begin
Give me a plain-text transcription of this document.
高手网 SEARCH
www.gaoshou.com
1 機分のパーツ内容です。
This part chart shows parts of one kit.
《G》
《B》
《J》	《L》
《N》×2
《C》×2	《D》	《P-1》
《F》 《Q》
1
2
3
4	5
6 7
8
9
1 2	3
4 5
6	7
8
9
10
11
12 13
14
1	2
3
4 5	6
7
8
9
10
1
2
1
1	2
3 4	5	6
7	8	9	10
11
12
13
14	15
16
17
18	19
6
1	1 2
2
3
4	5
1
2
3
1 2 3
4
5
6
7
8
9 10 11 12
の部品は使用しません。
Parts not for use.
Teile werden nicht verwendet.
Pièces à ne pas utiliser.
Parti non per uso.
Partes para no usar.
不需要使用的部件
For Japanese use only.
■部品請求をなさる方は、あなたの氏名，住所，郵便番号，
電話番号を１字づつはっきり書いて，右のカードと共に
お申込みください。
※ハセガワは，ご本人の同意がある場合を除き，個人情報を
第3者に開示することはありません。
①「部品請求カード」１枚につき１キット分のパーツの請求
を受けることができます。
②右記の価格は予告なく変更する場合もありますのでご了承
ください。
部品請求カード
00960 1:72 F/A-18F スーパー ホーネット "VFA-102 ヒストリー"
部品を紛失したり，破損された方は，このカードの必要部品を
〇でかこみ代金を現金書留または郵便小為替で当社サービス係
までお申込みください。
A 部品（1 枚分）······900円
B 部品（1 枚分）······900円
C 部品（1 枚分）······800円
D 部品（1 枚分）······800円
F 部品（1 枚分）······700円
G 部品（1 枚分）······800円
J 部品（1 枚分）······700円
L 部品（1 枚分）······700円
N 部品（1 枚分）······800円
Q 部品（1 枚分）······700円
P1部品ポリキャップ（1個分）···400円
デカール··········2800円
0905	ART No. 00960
end
PROMPT » Transcribe the full listing above without leaving anything out.

CORRECT OUTPUT »
Give me a plain-text transcription of this document.
高手网 SEARCH
www.gaoshou.com
1 機分のパーツ内容です。
This part chart shows parts of one kit.
《G》
《B》
《J》	《L》
《N》×2
《C》×2	《D》	《P-1》
《F》 《Q》
1
2
3
4	5
6 7
8
9
1 2	3
4 5
6	7
8
9
10
11
12 13
14
1	2
3
4 5	6
7
8
9
10
1
2
1
1	2
3 4	5	6
7	8	9	10
11
12
13
14	15
16
17
18	19
6
1	1 2
2
3
4	5
1
2
3
1 2 3
4
5
6
7
8
9 10 11 12
の部品は使用しません。
Parts not for use.
Teile werden nicht verwendet.
Pièces à ne pas utiliser.
Parti non per uso.
Partes para no usar.
不需要使用的部件
For Japanese use only.
■部品請求をなさる方は、あなたの氏名，住所，郵便番号，
電話番号を１字づつはっきり書いて，右のカードと共に
お申込みください。
※ハセガワは，ご本人の同意がある場合を除き，個人情報を
第3者に開示することはありません。
①「部品請求カード」１枚につき１キット分のパーツの請求
を受けることができます。
②右記の価格は予告なく変更する場合もありますのでご了承
ください。
部品請求カード
00960 1:72 F/A-18F スーパー ホーネット "VFA-102 ヒストリー"
部品を紛失したり，破損された方は，このカードの必要部品を
〇でかこみ代金を現金書留または郵便小為替で当社サービス係
までお申込みください。
A 部品（1 枚分）······900円
B 部品（1 枚分）······900円
C 部品（1 枚分）······800円
D 部品（1 枚分）······800円
F 部品（1 枚分）······700円
G 部品（1 枚分）······800円
J 部品（1 枚分）······700円
L 部品（1 枚分）······700円
N 部品（1 枚分）······800円
Q 部品（1 枚分）······700円
P1部品ポリキャップ（1個分）···400円
デカール··········2800円
0905	ART No. 00960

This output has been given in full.